- **Task requirements**: Could you print all the entries exactly?
%%
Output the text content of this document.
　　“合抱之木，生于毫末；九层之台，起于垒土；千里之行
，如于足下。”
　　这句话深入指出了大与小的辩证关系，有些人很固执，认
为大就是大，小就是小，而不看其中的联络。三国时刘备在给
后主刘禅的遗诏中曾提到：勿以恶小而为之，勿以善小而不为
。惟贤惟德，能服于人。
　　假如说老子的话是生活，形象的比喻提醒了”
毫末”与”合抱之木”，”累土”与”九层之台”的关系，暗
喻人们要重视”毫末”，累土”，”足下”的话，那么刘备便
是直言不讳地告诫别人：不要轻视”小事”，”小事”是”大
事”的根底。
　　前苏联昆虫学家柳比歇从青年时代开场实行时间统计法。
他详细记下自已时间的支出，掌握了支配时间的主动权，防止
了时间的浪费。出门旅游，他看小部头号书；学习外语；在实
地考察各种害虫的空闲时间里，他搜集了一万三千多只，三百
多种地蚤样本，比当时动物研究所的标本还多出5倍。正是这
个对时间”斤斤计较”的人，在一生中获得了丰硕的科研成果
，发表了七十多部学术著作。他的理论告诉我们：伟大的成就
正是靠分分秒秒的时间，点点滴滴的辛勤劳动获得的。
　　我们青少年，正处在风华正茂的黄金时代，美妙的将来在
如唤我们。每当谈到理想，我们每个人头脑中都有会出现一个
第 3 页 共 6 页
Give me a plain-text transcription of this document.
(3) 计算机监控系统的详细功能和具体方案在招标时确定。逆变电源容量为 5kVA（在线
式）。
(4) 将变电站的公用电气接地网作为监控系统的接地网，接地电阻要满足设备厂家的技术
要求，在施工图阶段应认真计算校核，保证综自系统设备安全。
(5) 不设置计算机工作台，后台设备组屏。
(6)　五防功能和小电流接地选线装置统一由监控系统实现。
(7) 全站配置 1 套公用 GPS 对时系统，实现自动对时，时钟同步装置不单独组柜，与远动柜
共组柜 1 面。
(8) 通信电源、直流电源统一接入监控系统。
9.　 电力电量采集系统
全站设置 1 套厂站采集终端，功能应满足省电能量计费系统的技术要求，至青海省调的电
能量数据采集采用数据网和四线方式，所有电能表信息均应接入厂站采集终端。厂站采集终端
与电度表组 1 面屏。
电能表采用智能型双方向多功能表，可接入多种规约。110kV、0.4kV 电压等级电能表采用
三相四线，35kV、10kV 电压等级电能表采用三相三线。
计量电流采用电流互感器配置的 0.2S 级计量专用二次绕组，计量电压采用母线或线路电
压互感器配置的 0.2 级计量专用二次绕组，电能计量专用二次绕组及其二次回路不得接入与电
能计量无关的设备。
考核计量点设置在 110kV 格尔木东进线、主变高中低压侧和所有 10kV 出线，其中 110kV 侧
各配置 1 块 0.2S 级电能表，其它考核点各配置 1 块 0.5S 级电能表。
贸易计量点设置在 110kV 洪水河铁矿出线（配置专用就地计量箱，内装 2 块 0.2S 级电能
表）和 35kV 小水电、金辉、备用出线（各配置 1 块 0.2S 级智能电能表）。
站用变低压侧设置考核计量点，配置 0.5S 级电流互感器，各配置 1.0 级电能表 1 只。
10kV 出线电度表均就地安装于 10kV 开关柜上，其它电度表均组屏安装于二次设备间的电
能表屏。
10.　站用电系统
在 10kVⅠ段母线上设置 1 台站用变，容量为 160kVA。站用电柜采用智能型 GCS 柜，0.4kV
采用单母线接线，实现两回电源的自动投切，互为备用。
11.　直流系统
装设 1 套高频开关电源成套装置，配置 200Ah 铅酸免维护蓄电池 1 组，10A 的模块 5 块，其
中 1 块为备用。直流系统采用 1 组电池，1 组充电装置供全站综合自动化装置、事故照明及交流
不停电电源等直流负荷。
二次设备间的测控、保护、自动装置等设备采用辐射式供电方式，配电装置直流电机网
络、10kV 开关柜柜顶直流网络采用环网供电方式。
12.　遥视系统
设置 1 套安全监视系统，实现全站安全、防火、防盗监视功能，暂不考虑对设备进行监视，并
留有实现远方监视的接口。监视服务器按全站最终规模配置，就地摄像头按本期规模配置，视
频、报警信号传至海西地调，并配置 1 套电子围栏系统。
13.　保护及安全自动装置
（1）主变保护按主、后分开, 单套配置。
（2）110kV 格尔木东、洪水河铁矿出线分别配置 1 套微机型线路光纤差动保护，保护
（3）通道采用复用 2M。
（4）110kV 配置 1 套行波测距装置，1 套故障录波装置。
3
%%
- **Solved exercise**:
Output the text content of this document.
　　“合抱之木，生于毫末；九层之台，起于垒土；千里之行
，如于足下。”
　　这句话深入指出了大与小的辩证关系，有些人很固执，认
为大就是大，小就是小，而不看其中的联络。三国时刘备在给
后主刘禅的遗诏中曾提到：勿以恶小而为之，勿以善小而不为
。惟贤惟德，能服于人。
　　假如说老子的话是生活，形象的比喻提醒了”
毫末”与”合抱之木”，”累土”与”九层之台”的关系，暗
喻人们要重视”毫末”，累土”，”足下”的话，那么刘备便
是直言不讳地告诫别人：不要轻视”小事”，”小事”是”大
事”的根底。
　　前苏联昆虫学家柳比歇从青年时代开场实行时间统计法。
他详细记下自已时间的支出，掌握了支配时间的主动权，防止
了时间的浪费。出门旅游，他看小部头号书；学习外语；在实
地考察各种害虫的空闲时间里，他搜集了一万三千多只，三百
多种地蚤样本，比当时动物研究所的标本还多出5倍。正是这
个对时间”斤斤计较”的人，在一生中获得了丰硕的科研成果
，发表了七十多部学术著作。他的理论告诉我们：伟大的成就
正是靠分分秒秒的时间，点点滴滴的辛勤劳动获得的。
　　我们青少年，正处在风华正茂的黄金时代，美妙的将来在
如唤我们。每当谈到理想，我们每个人头脑中都有会出现一个
第 3 页 共 6 页
Give me a plain-text transcription of this document.
(3) 计算机监控系统的详细功能和具体方案在招标时确定。逆变电源容量为 5kVA（在线
式）。
(4) 将变电站的公用电气接地网作为监控系统的接地网，接地电阻要满足设备厂家的技术
要求，在施工图阶段应认真计算校核，保证综自系统设备安全。
(5) 不设置计算机工作台，后台设备组屏。
(6)　五防功能和小电流接地选线装置统一由监控系统实现。
(7) 全站配置 1 套公用 GPS 对时系统，实现自动对时，时钟同步装置不单独组柜，与远动柜
共组柜 1 面。
(8) 通信电源、直流电源统一接入监控系统。
9.　 电力电量采集系统
全站设置 1 套厂站采集终端，功能应满足省电能量计费系统的技术要求，至青海省调的电
能量数据采集采用数据网和四线方式，所有电能表信息均应接入厂站采集终端。厂站采集终端
与电度表组 1 面屏。
电能表采用智能型双方向多功能表，可接入多种规约。110kV、0.4kV 电压等级电能表采用
三相四线，35kV、10kV 电压等级电能表采用三相三线。
计量电流采用电流互感器配置的 0.2S 级计量专用二次绕组，计量电压采用母线或线路电
压互感器配置的 0.2 级计量专用二次绕组，电能计量专用二次绕组及其二次回路不得接入与电
能计量无关的设备。
考核计量点设置在 110kV 格尔木东进线、主变高中低压侧和所有 10kV 出线，其中 110kV 侧
各配置 1 块 0.2S 级电能表，其它考核点各配置 1 块 0.5S 级电能表。
贸易计量点设置在 110kV 洪水河铁矿出线（配置专用就地计量箱，内装 2 块 0.2S 级电能
表）和 35kV 小水电、金辉、备用出线（各配置 1 块 0.2S 级智能电能表）。
站用变低压侧设置考核计量点，配置 0.5S 级电流互感器，各配置 1.0 级电能表 1 只。
10kV 出线电度表均就地安装于 10kV 开关柜上，其它电度表均组屏安装于二次设备间的电
能表屏。
10.　站用电系统
在 10kVⅠ段母线上设置 1 台站用变，容量为 160kVA。站用电柜采用智能型 GCS 柜，0.4kV
采用单母线接线，实现两回电源的自动投切，互为备用。
11.　直流系统
装设 1 套高频开关电源成套装置，配置 200Ah 铅酸免维护蓄电池 1 组，10A 的模块 5 块，其
中 1 块为备用。直流系统采用 1 组电池，1 组充电装置供全站综合自动化装置、事故照明及交流
不停电电源等直流负荷。
二次设备间的测控、保护、自动装置等设备采用辐射式供电方式，配电装置直流电机网
络、10kV 开关柜柜顶直流网络采用环网供电方式。
12.　遥视系统
设置 1 套安全监视系统，实现全站安全、防火、防盗监视功能，暂不考虑对设备进行监视，并
留有实现远方监视的接口。监视服务器按全站最终规模配置，就地摄像头按本期规模配置，视
频、报警信号传至海西地调，并配置 1 套电子围栏系统。
13.　保护及安全自动装置
（1）主变保护按主、后分开, 单套配置。
（2）110kV 格尔木东、洪水河铁矿出线分别配置 1 套微机型线路光纤差动保护，保护
（3）通道采用复用 2M。
（4）110kV 配置 1 套行波测距装置，1 套故障录波装置。
3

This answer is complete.